* _PROBLEM DETAILS_: Copy, in full, each line of the material that holds the word "color".
↓
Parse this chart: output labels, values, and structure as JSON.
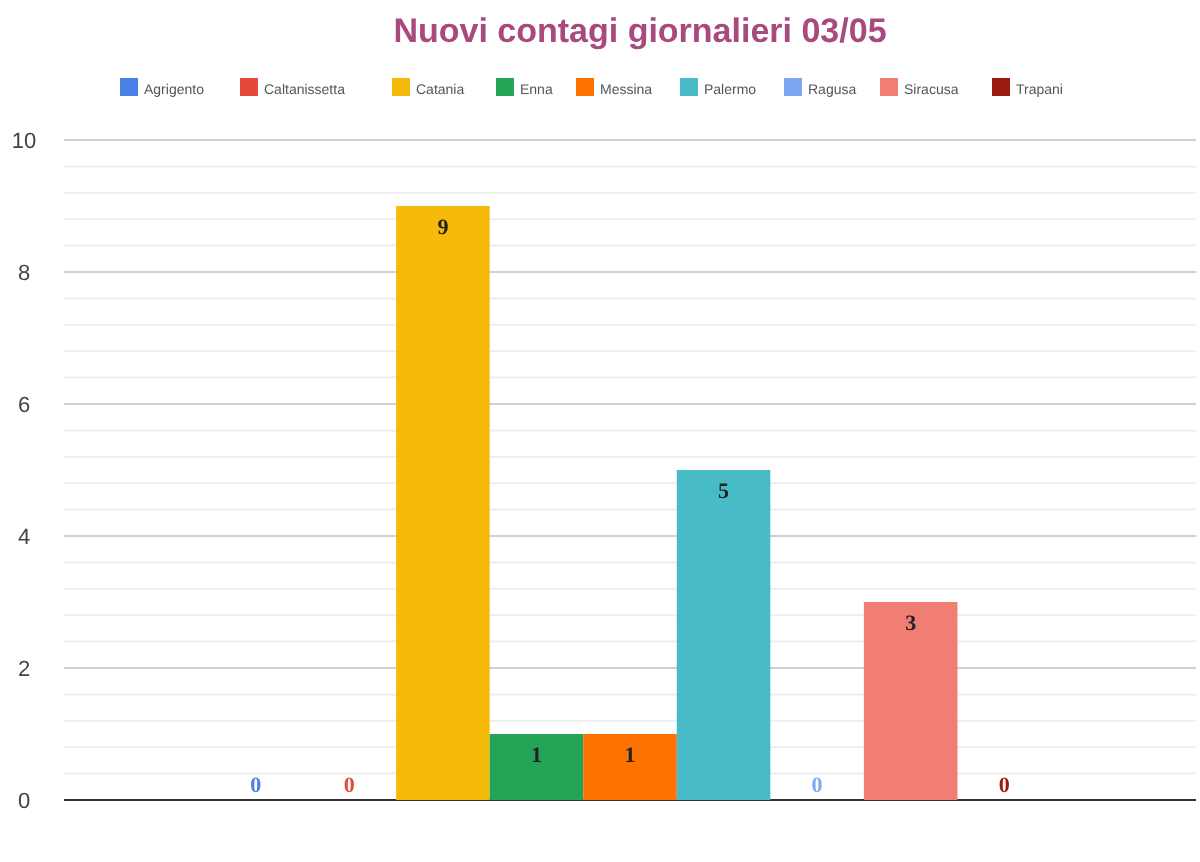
{
  "chart_data": {
    "type": "bar",
    "title": "Nuovi contagi giornalieri 03/05",
    "categories": [
      null
    ],
    "series": [
      {
        "name": "Agrigento",
        "color": "#4a7fe6",
        "values": [
          0
        ]
      },
      {
        "name": "Caltanissetta",
        "color": "#e5493c",
        "values": [
          0
        ]
      },
      {
        "name": "Catania",
        "color": "#f6bb0a",
        "values": [
          9
        ]
      },
      {
        "name": "Enna",
        "color": "#24a456",
        "values": [
          1
        ]
      },
      {
        "name": "Messina",
        "color": "#fd7200",
        "values": [
          1
        ]
      },
      {
        "name": "Palermo",
        "color": "#47bcc6",
        "values": [
          5
        ]
      },
      {
        "name": "Ragusa",
        "color": "#7ea6f4",
        "values": [
          0
        ]
      },
      {
        "name": "Siracusa",
        "color": "#f07e72",
        "values": [
          3
        ]
      },
      {
        "name": "Trapani",
        "color": "#9b1c0f",
        "values": [
          0
        ]
      }
    ],
    "ylim": [
      0,
      10
    ],
    "yticks": [
      0,
      {
        "value": 0.4,
        "label": null
      },
      {
        "value": 0.8,
        "label": null
      },
      {
        "value": 1.2,
        "label": null
      },
      {
        "value": 1.6,
        "label": null
      },
      2,
      {
        "value": 2.4,
        "label": null
      },
      {
        "value": 2.8,
        "label": null
      },
      {
        "value": 3.2,
        "label": null
      },
      {
        "value": 3.6,
        "label": null
      },
      4,
      {
        "value": 4.4,
        "label": null
      },
      {
        "value": 4.8,
        "label": null
      },
      {
        "value": 5.2,
        "label": null
      },
      {
        "value": 5.6,
        "label": null
      },
      6,
      {
        "value": 6.4,
        "label": null
      },
      {
        "value": 6.8,
        "label": null
      },
      {
        "value": 7.2,
        "label": null
      },
      {
        "value": 7.6,
        "label": null
      },
      8,
      {
        "value": 8.4,
        "label": null
      },
      {
        "value": 8.8,
        "label": null
      },
      {
        "value": 9.2,
        "label": null
      },
      {
        "value": 9.6,
        "label": null
      },
      10
    ],
    "grid": true,
    "legend": "top",
    "data_labels": true
  }
}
↑
* _EXPECTED ANSWER_:
        "color": "#4a7fe6",
        "color": "#e5493c",
        "color": "#f6bb0a",
        "color": "#24a456",
        "color": "#fd7200",
        "color": "#47bcc6",
        "color": "#7ea6f4",
        "color": "#f07e72",
        "color": "#9b1c0f",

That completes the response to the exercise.